***** PROVIDED RECORDS *****

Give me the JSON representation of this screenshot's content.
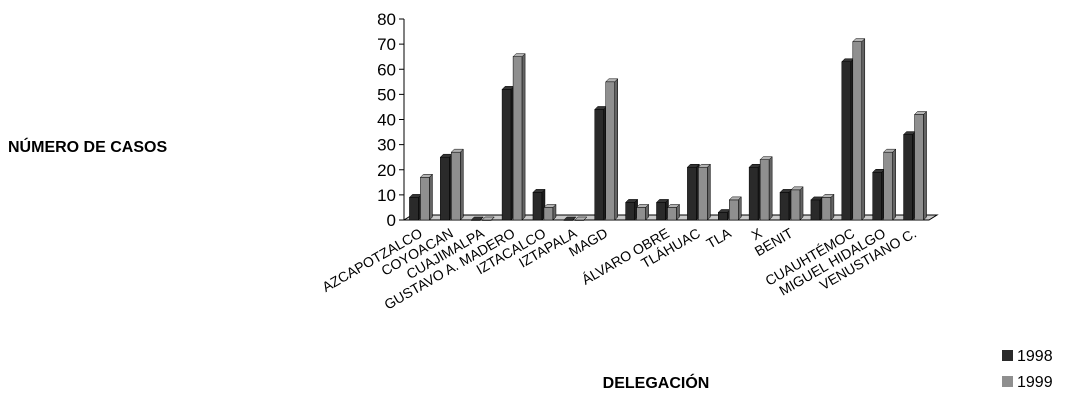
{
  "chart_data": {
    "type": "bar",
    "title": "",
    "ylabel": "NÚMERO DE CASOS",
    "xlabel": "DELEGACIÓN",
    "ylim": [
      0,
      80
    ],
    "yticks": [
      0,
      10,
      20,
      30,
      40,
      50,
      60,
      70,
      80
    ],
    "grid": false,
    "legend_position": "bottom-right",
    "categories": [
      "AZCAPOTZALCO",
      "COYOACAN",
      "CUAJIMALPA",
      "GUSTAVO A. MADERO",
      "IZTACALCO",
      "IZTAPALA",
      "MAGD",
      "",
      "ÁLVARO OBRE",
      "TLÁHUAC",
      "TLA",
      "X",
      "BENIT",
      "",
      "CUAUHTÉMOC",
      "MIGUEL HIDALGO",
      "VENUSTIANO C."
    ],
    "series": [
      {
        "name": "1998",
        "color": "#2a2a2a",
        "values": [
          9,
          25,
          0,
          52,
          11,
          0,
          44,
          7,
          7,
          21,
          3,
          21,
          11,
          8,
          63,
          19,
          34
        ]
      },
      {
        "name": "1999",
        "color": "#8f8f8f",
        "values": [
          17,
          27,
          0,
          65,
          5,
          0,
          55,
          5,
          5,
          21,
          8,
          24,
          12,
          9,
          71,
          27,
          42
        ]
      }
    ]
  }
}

*****

## TASK TO CARRY OUT
Please repeat the entries exactly. Do not include the pictures.

## FINAL RESULT
Give me the JSON representation of this screenshot's content.
{
  "chart_data": {
    "type": "bar",
    "title": "",
    "ylabel": "NÚMERO DE CASOS",
    "xlabel": "DELEGACIÓN",
    "ylim": [
      0,
      80
    ],
    "yticks": [
      0,
      10,
      20,
      30,
      40,
      50,
      60,
      70,
      80
    ],
    "grid": false,
    "legend_position": "bottom-right",
    "categories": [
      "AZCAPOTZALCO",
      "COYOACAN",
      "CUAJIMALPA",
      "GUSTAVO A. MADERO",
      "IZTACALCO",
      "IZTAPALA",
      "MAGD",
      "",
      "ÁLVARO OBRE",
      "TLÁHUAC",
      "TLA",
      "X",
      "BENIT",
      "",
      "CUAUHTÉMOC",
      "MIGUEL HIDALGO",
      "VENUSTIANO C."
    ],
    "series": [
      {
        "name": "1998",
        "color": "#2a2a2a",
        "values": [
          9,
          25,
          0,
          52,
          11,
          0,
          44,
          7,
          7,
          21,
          3,
          21,
          11,
          8,
          63,
          19,
          34
        ]
      },
      {
        "name": "1999",
        "color": "#8f8f8f",
        "values": [
          17,
          27,
          0,
          65,
          5,
          0,
          55,
          5,
          5,
          21,
          8,
          24,
          12,
          9,
          71,
          27,
          42
        ]
      }
    ]
  }
}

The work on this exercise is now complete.